* To do: Can the data below be set down again exactly, line for line?

-------- Data in this exercise

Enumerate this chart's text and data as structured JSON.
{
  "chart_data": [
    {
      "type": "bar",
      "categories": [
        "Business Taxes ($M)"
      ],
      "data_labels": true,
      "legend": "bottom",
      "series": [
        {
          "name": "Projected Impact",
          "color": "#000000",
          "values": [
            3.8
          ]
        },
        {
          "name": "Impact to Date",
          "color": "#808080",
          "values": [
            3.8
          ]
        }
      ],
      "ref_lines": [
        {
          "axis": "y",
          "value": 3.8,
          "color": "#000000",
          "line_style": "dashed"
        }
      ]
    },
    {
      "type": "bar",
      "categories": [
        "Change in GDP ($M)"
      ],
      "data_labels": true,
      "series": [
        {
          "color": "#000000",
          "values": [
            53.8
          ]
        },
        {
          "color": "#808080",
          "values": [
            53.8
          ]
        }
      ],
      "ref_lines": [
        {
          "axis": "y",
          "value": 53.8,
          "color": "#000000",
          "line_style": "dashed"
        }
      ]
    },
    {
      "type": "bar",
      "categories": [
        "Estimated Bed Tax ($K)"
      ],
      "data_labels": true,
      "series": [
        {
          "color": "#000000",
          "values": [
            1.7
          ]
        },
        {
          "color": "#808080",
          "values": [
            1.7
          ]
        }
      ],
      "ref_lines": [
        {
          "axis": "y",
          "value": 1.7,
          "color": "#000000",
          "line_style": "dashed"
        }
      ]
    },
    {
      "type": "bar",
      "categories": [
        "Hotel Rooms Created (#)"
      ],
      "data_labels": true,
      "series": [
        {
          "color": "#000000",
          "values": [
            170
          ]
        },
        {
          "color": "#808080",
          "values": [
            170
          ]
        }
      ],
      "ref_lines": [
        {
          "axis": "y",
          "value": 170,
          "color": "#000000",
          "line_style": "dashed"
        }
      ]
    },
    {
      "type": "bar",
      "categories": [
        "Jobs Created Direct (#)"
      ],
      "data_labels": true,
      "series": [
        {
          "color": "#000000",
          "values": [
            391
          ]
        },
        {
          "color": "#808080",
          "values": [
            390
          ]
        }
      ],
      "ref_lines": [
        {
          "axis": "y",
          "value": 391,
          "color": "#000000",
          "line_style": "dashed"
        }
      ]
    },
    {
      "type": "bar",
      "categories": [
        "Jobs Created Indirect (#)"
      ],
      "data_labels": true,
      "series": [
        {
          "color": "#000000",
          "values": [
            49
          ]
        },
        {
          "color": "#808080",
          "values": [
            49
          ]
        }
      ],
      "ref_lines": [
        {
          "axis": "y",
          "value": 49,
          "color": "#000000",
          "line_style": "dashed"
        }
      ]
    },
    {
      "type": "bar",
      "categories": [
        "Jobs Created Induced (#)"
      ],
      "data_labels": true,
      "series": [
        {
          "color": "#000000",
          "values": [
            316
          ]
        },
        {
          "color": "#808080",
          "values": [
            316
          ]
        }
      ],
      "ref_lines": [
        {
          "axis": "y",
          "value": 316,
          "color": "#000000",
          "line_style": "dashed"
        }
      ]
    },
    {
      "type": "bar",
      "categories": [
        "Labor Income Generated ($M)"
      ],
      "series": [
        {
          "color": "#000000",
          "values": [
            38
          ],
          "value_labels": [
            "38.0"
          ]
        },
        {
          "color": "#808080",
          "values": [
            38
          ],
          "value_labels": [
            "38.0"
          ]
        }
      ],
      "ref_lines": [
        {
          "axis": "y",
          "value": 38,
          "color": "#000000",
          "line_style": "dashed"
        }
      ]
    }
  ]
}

----------------

* Result for this exercise:
Enumerate this chart's text and data as structured JSON.
{
  "chart_data": [
    {
      "type": "bar",
      "categories": [
        "Business Taxes ($M)"
      ],
      "data_labels": true,
      "legend": "bottom",
      "series": [
        {
          "name": "Projected Impact",
          "color": "#000000",
          "values": [
            3.8
          ]
        },
        {
          "name": "Impact to Date",
          "color": "#808080",
          "values": [
            3.8
          ]
        }
      ],
      "ref_lines": [
        {
          "axis": "y",
          "value": 3.8,
          "color": "#000000",
          "line_style": "dashed"
        }
      ]
    },
    {
      "type": "bar",
      "categories": [
        "Change in GDP ($M)"
      ],
      "data_labels": true,
      "series": [
        {
          "color": "#000000",
          "values": [
            53.8
          ]
        },
        {
          "color": "#808080",
          "values": [
            53.8
          ]
        }
      ],
      "ref_lines": [
        {
          "axis": "y",
          "value": 53.8,
          "color": "#000000",
          "line_style": "dashed"
        }
      ]
    },
    {
      "type": "bar",
      "categories": [
        "Estimated Bed Tax ($K)"
      ],
      "data_labels": true,
      "series": [
        {
          "color": "#000000",
          "values": [
            1.7
          ]
        },
        {
          "color": "#808080",
          "values": [
            1.7
          ]
        }
      ],
      "ref_lines": [
        {
          "axis": "y",
          "value": 1.7,
          "color": "#000000",
          "line_style": "dashed"
        }
      ]
    },
    {
      "type": "bar",
      "categories": [
        "Hotel Rooms Created (#)"
      ],
      "data_labels": true,
      "series": [
        {
          "color": "#000000",
          "values": [
            170
          ]
        },
        {
          "color": "#808080",
          "values": [
            170
          ]
        }
      ],
      "ref_lines": [
        {
          "axis": "y",
          "value": 170,
          "color": "#000000",
          "line_style": "dashed"
        }
      ]
    },
    {
      "type": "bar",
      "categories": [
        "Jobs Created Direct (#)"
      ],
      "data_labels": true,
      "series": [
        {
          "color": "#000000",
          "values": [
            391
          ]
        },
        {
          "color": "#808080",
          "values": [
            390
          ]
        }
      ],
      "ref_lines": [
        {
          "axis": "y",
          "value": 391,
          "color": "#000000",
          "line_style": "dashed"
        }
      ]
    },
    {
      "type": "bar",
      "categories": [
        "Jobs Created Indirect (#)"
      ],
      "data_labels": true,
      "series": [
        {
          "color": "#000000",
          "values": [
            49
          ]
        },
        {
          "color": "#808080",
          "values": [
            49
          ]
        }
      ],
      "ref_lines": [
        {
          "axis": "y",
          "value": 49,
          "color": "#000000",
          "line_style": "dashed"
        }
      ]
    },
    {
      "type": "bar",
      "categories": [
        "Jobs Created Induced (#)"
      ],
      "data_labels": true,
      "series": [
        {
          "color": "#000000",
          "values": [
            316
          ]
        },
        {
          "color": "#808080",
          "values": [
            316
          ]
        }
      ],
      "ref_lines": [
        {
          "axis": "y",
          "value": 316,
          "color": "#000000",
          "line_style": "dashed"
        }
      ]
    },
    {
      "type": "bar",
      "categories": [
        "Labor Income Generated ($M)"
      ],
      "series": [
        {
          "color": "#000000",
          "values": [
            38
          ],
          "value_labels": [
            "38.0"
          ]
        },
        {
          "color": "#808080",
          "values": [
            38
          ],
          "value_labels": [
            "38.0"
          ]
        }
      ],
      "ref_lines": [
        {
          "axis": "y",
          "value": 38,
          "color": "#000000",
          "line_style": "dashed"
        }
      ]
    }
  ]
}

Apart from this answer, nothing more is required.